╭──
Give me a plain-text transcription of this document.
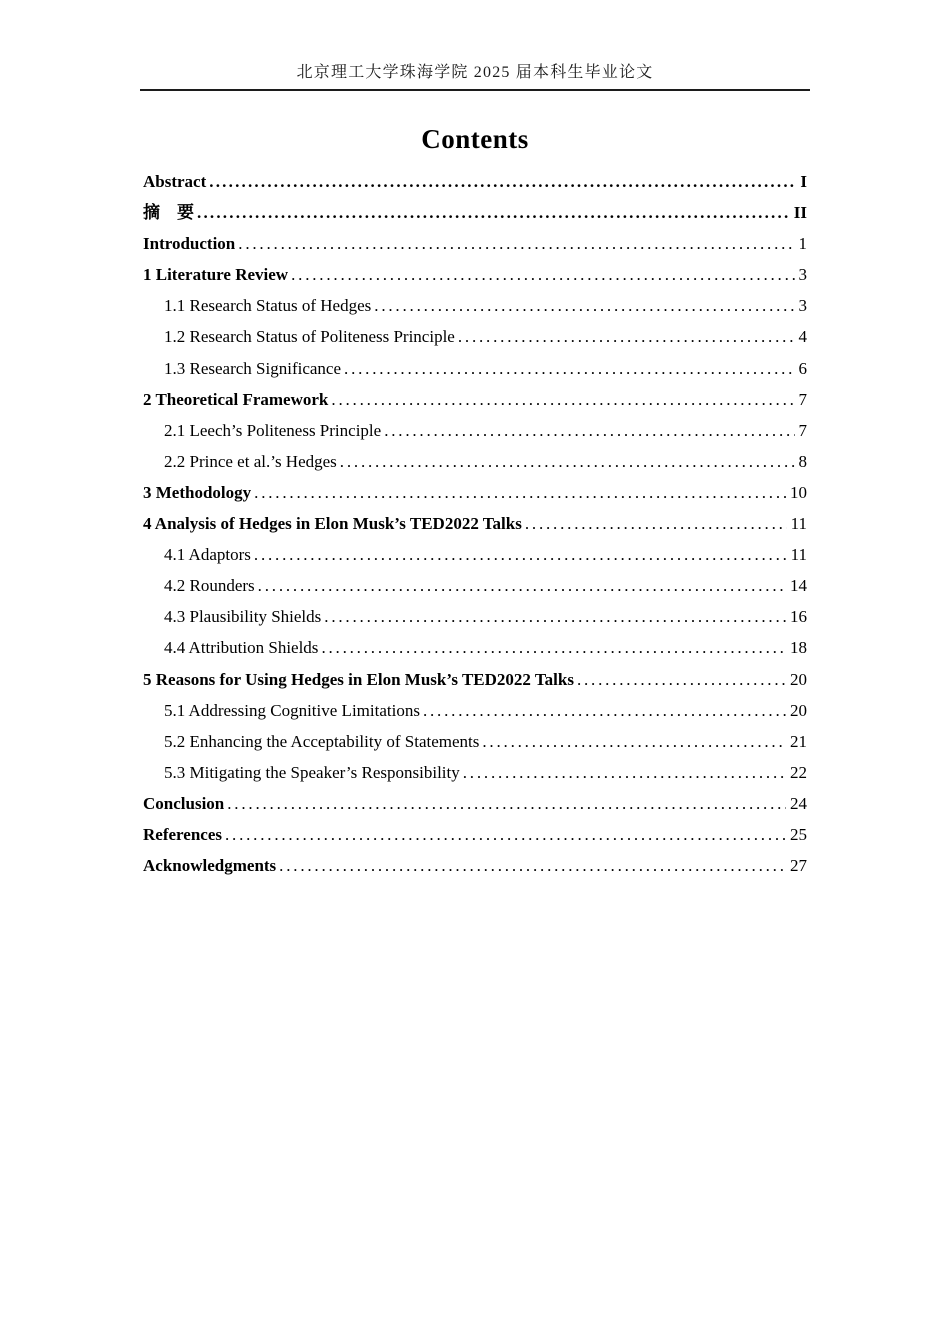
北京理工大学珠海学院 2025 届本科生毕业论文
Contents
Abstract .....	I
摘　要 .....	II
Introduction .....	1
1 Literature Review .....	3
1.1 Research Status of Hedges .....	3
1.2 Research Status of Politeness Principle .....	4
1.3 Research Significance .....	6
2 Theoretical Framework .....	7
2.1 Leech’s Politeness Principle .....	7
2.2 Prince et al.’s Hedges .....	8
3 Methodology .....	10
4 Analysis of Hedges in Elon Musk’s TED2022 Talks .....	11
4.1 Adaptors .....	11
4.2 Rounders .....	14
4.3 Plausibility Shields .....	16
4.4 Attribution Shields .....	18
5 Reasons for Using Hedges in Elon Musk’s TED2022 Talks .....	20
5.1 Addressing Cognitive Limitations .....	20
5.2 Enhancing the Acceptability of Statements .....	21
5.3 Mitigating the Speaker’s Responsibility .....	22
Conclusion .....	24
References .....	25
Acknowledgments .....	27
╰──
GOAL OF THE EXERCISE =>
The records above should be reproduced exactly, with no pictures included.

FINAL RESULT =>
Give me a plain-text transcription of this document.
北京理工大学珠海学院 2025 届本科生毕业论文
Contents
Abstract .....	I
摘　要 .....	II
Introduction .....	1
1 Literature Review .....	3
1.1 Research Status of Hedges .....	3
1.2 Research Status of Politeness Principle .....	4
1.3 Research Significance .....	6
2 Theoretical Framework .....	7
2.1 Leech’s Politeness Principle .....	7
2.2 Prince et al.’s Hedges .....	8
3 Methodology .....	10
4 Analysis of Hedges in Elon Musk’s TED2022 Talks .....	11
4.1 Adaptors .....	11
4.2 Rounders .....	14
4.3 Plausibility Shields .....	16
4.4 Attribution Shields .....	18
5 Reasons for Using Hedges in Elon Musk’s TED2022 Talks .....	20
5.1 Addressing Cognitive Limitations .....	20
5.2 Enhancing the Acceptability of Statements .....	21
5.3 Mitigating the Speaker’s Responsibility .....	22
Conclusion .....	24
References .....	25
Acknowledgments .....	27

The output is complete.